(Data excerpts)
* * * *

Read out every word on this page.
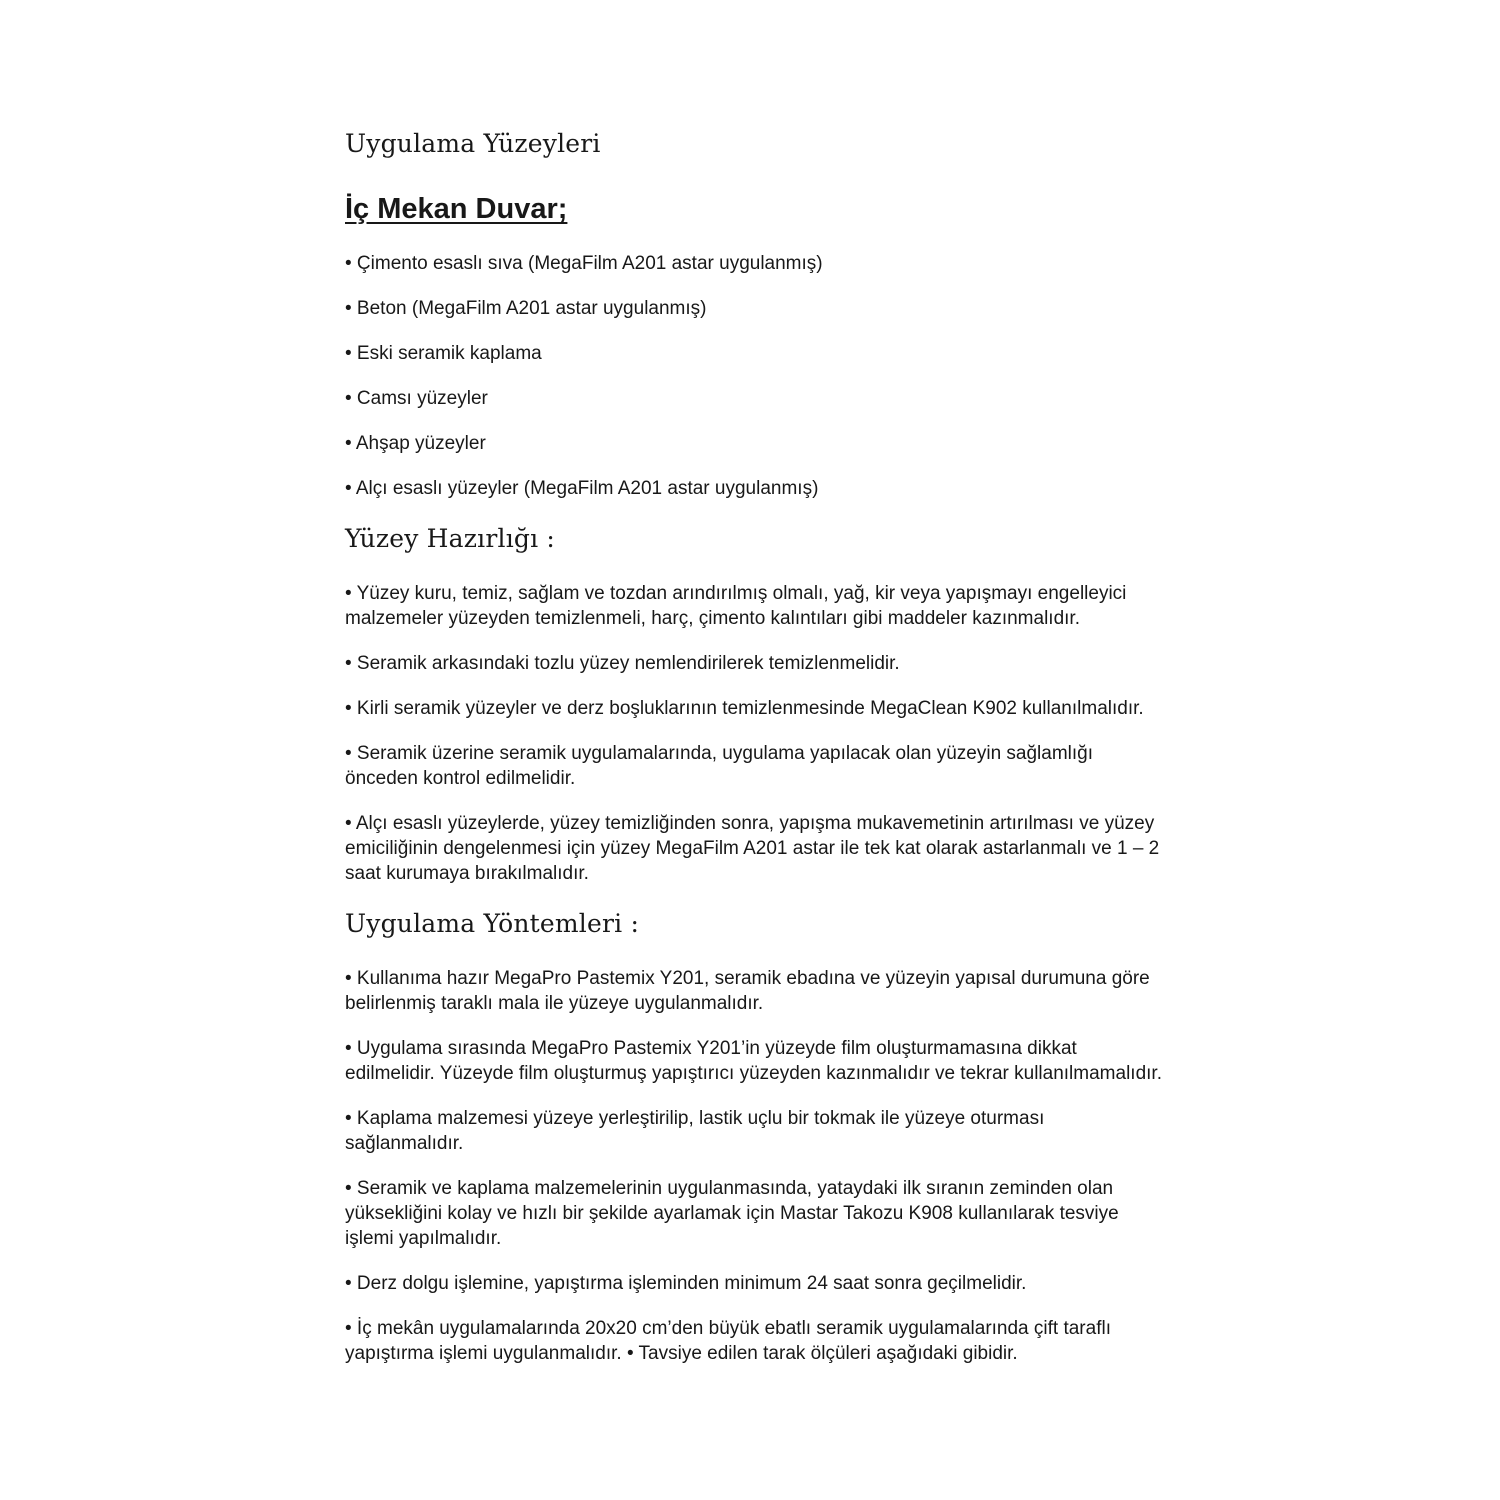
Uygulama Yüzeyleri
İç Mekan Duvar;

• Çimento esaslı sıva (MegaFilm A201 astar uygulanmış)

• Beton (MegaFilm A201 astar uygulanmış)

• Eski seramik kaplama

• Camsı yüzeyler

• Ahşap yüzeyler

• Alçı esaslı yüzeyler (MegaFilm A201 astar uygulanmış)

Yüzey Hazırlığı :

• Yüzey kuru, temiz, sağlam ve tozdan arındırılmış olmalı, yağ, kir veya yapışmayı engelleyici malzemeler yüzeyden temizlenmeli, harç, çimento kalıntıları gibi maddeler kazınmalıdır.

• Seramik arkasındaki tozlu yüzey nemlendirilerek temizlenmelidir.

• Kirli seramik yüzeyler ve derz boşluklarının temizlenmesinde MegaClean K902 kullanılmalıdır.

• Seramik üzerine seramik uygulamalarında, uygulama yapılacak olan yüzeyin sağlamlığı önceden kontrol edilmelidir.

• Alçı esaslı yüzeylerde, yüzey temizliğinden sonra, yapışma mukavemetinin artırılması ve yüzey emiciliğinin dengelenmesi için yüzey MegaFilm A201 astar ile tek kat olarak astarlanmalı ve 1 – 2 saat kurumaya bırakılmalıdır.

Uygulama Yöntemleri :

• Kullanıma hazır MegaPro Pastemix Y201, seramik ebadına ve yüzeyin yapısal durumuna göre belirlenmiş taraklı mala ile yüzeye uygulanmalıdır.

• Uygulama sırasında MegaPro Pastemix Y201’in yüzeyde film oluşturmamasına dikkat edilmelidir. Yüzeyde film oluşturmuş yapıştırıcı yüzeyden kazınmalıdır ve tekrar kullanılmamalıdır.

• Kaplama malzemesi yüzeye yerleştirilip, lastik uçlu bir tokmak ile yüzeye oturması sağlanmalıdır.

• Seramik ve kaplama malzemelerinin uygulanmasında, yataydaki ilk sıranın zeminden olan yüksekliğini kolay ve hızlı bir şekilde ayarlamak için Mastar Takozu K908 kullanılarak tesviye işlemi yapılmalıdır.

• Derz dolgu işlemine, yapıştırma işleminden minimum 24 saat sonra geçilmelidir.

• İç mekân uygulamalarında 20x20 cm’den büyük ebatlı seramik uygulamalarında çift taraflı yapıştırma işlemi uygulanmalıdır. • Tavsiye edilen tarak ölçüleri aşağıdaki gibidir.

* * * *

* Exercise description *
Transcribe the records word for word and include no pictures.

* Result of the exercise *
Read out every word on this page.
Uygulama Yüzeyleri
İç Mekan Duvar;

• Çimento esaslı sıva (MegaFilm A201 astar uygulanmış)

• Beton (MegaFilm A201 astar uygulanmış)

• Eski seramik kaplama

• Camsı yüzeyler

• Ahşap yüzeyler

• Alçı esaslı yüzeyler (MegaFilm A201 astar uygulanmış)

Yüzey Hazırlığı :

• Yüzey kuru, temiz, sağlam ve tozdan arındırılmış olmalı, yağ, kir veya yapışmayı engelleyici malzemeler yüzeyden temizlenmeli, harç, çimento kalıntıları gibi maddeler kazınmalıdır.

• Seramik arkasındaki tozlu yüzey nemlendirilerek temizlenmelidir.

• Kirli seramik yüzeyler ve derz boşluklarının temizlenmesinde MegaClean K902 kullanılmalıdır.

• Seramik üzerine seramik uygulamalarında, uygulama yapılacak olan yüzeyin sağlamlığı önceden kontrol edilmelidir.

• Alçı esaslı yüzeylerde, yüzey temizliğinden sonra, yapışma mukavemetinin artırılması ve yüzey emiciliğinin dengelenmesi için yüzey MegaFilm A201 astar ile tek kat olarak astarlanmalı ve 1 – 2 saat kurumaya bırakılmalıdır.

Uygulama Yöntemleri :

• Kullanıma hazır MegaPro Pastemix Y201, seramik ebadına ve yüzeyin yapısal durumuna göre belirlenmiş taraklı mala ile yüzeye uygulanmalıdır.

• Uygulama sırasında MegaPro Pastemix Y201’in yüzeyde film oluşturmamasına dikkat edilmelidir. Yüzeyde film oluşturmuş yapıştırıcı yüzeyden kazınmalıdır ve tekrar kullanılmamalıdır.

• Kaplama malzemesi yüzeye yerleştirilip, lastik uçlu bir tokmak ile yüzeye oturması sağlanmalıdır.

• Seramik ve kaplama malzemelerinin uygulanmasında, yataydaki ilk sıranın zeminden olan yüksekliğini kolay ve hızlı bir şekilde ayarlamak için Mastar Takozu K908 kullanılarak tesviye işlemi yapılmalıdır.

• Derz dolgu işlemine, yapıştırma işleminden minimum 24 saat sonra geçilmelidir.

• İç mekân uygulamalarında 20x20 cm’den büyük ebatlı seramik uygulamalarında çift taraflı yapıştırma işlemi uygulanmalıdır. • Tavsiye edilen tarak ölçüleri aşağıdaki gibidir.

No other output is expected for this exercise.